| What is being asked |
Look through the lines and report how many include the word "basket", giving nothing but the number.

| Data in this exercise |
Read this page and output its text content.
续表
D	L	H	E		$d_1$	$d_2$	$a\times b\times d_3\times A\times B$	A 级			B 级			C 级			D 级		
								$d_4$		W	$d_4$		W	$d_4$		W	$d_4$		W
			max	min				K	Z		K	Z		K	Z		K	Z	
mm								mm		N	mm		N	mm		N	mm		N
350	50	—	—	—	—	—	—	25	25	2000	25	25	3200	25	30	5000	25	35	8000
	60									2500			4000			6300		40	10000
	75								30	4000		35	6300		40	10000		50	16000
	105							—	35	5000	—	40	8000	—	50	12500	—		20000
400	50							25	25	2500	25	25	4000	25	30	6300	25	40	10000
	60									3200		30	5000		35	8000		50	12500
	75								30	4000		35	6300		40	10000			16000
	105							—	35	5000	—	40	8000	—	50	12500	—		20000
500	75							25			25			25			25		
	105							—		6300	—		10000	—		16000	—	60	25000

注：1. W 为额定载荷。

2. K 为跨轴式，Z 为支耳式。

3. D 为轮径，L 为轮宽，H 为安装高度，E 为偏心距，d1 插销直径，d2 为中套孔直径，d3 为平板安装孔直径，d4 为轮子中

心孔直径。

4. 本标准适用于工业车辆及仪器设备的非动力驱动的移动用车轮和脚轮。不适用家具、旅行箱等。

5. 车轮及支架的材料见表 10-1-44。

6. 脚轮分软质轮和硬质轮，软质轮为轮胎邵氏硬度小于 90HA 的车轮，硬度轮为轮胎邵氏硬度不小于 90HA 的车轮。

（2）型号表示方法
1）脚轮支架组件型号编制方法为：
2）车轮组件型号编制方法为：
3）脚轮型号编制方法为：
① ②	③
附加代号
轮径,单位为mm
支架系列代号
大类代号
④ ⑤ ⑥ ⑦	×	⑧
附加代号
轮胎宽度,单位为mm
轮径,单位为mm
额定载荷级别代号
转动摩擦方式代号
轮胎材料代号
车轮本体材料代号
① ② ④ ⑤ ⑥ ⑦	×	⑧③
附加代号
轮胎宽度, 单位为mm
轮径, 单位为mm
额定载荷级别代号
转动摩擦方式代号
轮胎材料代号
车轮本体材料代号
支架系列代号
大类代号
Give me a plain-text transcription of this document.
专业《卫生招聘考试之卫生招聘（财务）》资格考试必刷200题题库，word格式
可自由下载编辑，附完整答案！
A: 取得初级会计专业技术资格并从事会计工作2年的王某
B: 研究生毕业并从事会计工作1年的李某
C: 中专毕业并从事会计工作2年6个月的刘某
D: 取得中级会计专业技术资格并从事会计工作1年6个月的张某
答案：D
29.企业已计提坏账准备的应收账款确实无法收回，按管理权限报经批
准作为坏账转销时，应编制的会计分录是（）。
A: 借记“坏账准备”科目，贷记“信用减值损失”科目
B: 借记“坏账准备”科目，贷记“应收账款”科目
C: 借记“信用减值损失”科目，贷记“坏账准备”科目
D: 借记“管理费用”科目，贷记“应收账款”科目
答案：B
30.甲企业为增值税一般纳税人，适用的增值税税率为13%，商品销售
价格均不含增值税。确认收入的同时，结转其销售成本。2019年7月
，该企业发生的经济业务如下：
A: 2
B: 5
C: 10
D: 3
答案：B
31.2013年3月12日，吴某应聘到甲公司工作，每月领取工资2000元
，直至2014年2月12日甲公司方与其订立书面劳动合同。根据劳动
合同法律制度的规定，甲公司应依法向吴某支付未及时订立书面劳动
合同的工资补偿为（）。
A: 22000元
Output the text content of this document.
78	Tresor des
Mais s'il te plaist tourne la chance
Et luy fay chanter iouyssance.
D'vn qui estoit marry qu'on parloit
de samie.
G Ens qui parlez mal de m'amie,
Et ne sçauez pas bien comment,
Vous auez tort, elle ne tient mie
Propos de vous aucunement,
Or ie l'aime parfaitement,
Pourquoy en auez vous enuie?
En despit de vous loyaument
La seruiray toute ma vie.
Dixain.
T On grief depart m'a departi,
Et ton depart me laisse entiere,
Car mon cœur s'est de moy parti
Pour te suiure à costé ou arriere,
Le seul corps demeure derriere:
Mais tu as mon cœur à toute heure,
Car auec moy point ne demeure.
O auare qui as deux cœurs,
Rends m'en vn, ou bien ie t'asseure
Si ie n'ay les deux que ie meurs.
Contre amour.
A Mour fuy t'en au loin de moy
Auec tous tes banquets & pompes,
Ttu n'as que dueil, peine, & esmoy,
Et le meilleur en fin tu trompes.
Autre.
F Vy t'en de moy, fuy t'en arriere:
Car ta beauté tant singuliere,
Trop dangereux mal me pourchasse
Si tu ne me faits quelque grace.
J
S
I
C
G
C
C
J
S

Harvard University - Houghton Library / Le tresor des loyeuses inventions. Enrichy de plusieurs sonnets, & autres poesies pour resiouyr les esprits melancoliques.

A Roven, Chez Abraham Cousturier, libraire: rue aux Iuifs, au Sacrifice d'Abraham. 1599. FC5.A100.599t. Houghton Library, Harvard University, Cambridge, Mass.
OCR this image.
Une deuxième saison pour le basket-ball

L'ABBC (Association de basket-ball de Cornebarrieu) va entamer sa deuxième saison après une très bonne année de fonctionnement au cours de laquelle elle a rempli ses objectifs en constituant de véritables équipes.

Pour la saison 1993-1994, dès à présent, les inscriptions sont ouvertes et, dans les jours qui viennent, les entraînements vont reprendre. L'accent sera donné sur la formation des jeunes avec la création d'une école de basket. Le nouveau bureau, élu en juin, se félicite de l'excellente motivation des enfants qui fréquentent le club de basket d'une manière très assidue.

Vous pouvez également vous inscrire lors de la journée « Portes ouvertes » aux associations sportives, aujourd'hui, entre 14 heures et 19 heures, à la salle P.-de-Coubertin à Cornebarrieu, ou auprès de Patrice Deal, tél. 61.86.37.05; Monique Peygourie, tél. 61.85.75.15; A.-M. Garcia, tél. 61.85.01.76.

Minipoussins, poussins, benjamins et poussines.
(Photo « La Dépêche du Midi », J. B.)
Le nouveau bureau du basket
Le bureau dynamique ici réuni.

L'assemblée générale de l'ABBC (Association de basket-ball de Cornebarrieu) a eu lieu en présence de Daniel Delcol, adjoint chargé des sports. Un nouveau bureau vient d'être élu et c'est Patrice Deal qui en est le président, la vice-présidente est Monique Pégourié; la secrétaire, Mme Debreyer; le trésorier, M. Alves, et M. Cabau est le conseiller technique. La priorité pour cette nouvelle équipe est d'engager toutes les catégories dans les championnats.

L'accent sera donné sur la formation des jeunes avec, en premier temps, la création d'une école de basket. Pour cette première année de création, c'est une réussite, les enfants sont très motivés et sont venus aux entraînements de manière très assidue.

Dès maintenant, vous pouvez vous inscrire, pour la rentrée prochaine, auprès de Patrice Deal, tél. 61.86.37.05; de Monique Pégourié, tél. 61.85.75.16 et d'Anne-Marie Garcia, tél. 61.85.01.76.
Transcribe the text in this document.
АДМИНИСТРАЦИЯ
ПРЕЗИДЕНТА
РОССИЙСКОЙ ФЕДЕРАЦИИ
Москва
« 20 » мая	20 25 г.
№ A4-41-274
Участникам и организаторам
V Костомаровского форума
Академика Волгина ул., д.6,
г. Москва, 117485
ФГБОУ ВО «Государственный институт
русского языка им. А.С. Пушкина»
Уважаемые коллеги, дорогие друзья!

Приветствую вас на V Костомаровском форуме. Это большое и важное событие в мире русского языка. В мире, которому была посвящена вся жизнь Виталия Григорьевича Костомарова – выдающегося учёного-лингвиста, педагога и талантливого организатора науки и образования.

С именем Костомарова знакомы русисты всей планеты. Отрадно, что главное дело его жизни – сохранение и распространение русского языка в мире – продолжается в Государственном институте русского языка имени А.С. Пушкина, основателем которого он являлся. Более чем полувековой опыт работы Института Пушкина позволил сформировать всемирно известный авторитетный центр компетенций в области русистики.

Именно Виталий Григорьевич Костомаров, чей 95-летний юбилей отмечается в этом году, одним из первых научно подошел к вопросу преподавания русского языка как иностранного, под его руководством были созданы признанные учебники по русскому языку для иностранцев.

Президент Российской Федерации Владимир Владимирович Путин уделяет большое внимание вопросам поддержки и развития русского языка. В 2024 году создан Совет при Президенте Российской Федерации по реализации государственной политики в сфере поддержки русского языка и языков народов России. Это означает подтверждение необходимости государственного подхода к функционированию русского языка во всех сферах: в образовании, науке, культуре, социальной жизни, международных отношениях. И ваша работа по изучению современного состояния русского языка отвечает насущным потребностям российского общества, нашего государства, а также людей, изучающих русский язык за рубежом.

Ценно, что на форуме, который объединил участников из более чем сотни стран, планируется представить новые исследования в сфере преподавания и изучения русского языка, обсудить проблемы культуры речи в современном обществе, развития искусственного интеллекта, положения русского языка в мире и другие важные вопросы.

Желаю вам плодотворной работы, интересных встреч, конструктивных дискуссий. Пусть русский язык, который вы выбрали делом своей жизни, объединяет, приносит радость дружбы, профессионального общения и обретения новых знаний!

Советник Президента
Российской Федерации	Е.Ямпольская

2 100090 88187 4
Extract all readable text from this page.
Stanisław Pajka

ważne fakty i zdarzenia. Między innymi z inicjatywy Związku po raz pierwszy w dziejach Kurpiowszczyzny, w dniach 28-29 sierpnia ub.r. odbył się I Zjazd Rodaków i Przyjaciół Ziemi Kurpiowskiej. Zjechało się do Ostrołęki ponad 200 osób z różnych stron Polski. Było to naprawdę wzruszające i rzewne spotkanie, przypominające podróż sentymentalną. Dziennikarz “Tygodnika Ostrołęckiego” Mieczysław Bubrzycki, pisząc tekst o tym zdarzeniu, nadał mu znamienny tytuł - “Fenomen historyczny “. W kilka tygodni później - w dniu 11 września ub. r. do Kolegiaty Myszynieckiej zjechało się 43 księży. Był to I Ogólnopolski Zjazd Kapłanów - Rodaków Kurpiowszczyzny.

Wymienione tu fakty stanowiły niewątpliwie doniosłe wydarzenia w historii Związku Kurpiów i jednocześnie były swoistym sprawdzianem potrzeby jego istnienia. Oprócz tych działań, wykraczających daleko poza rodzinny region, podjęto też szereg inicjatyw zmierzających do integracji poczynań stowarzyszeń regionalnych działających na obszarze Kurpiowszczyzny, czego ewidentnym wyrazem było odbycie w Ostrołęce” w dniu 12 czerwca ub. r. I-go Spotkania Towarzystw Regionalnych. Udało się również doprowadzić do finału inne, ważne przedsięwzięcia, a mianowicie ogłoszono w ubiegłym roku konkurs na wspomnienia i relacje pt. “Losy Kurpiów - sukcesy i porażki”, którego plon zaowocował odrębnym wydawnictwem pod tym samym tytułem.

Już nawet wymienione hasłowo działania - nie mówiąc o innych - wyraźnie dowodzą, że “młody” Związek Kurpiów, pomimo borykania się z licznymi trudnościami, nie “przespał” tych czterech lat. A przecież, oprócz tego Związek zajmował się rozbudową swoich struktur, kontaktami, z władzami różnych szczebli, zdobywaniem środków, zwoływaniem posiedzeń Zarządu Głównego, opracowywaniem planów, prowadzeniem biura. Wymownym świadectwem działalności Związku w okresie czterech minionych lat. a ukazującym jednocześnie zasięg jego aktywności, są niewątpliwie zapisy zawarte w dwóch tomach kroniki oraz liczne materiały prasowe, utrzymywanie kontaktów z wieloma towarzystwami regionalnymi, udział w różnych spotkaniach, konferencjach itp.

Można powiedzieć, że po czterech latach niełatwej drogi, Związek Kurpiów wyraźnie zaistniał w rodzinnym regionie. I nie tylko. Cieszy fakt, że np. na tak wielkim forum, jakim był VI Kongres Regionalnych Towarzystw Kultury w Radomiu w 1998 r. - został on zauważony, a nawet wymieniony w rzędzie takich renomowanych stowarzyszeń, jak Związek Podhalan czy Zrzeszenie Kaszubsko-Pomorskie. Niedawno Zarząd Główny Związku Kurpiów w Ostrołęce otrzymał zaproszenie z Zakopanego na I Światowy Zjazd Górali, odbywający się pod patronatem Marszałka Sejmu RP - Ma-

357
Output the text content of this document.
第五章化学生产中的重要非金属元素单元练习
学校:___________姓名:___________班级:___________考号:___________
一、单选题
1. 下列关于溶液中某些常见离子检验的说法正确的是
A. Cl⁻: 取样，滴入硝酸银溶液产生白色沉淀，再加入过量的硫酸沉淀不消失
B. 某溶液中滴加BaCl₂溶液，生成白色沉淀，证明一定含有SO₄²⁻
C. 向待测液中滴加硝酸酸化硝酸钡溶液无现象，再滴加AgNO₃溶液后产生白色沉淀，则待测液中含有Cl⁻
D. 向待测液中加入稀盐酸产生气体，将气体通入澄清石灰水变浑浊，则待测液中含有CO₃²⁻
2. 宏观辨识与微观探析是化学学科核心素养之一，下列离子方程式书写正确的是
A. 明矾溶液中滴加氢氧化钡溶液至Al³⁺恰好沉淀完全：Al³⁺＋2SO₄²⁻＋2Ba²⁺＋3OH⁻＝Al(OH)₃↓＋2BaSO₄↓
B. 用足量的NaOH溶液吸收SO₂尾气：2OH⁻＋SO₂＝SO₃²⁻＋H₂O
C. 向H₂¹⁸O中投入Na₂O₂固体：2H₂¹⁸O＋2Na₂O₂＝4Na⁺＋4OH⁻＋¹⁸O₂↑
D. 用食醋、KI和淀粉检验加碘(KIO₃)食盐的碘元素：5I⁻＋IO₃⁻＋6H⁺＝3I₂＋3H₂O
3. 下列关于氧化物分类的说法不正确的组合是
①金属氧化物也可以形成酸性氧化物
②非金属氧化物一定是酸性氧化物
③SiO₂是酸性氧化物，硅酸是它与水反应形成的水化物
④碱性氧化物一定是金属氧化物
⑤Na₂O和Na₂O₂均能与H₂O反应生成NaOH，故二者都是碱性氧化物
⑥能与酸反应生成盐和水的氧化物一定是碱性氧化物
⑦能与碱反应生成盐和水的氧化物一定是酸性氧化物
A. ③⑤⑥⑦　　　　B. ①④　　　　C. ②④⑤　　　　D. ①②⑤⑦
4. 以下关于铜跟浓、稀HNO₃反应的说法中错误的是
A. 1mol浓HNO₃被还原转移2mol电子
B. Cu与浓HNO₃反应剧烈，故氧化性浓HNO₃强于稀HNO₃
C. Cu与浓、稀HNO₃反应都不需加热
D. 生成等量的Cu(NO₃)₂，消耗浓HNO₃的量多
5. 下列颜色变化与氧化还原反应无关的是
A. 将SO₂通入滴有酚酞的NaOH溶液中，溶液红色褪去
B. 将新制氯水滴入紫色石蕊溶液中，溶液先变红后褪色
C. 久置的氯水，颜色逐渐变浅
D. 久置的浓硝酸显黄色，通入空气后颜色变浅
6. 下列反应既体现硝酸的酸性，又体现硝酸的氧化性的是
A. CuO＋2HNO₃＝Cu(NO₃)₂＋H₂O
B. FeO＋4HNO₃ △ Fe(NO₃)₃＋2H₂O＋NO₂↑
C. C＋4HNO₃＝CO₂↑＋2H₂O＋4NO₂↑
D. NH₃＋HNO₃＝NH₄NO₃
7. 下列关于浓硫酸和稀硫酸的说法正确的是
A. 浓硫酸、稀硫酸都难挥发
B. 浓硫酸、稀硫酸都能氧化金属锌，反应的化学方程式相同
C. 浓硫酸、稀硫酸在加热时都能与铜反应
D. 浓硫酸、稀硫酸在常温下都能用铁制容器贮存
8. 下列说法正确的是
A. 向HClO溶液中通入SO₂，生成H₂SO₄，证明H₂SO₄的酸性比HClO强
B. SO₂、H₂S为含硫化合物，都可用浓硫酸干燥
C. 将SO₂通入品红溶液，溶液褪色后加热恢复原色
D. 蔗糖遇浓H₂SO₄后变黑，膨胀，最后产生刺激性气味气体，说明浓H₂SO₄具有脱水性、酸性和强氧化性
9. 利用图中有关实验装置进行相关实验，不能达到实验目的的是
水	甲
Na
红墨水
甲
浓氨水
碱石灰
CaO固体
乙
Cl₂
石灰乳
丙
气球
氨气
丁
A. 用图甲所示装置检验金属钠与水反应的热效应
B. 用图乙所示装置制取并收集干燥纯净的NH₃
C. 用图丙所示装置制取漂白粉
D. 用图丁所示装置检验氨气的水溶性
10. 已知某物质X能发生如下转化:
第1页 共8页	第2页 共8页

| Answer in full |
6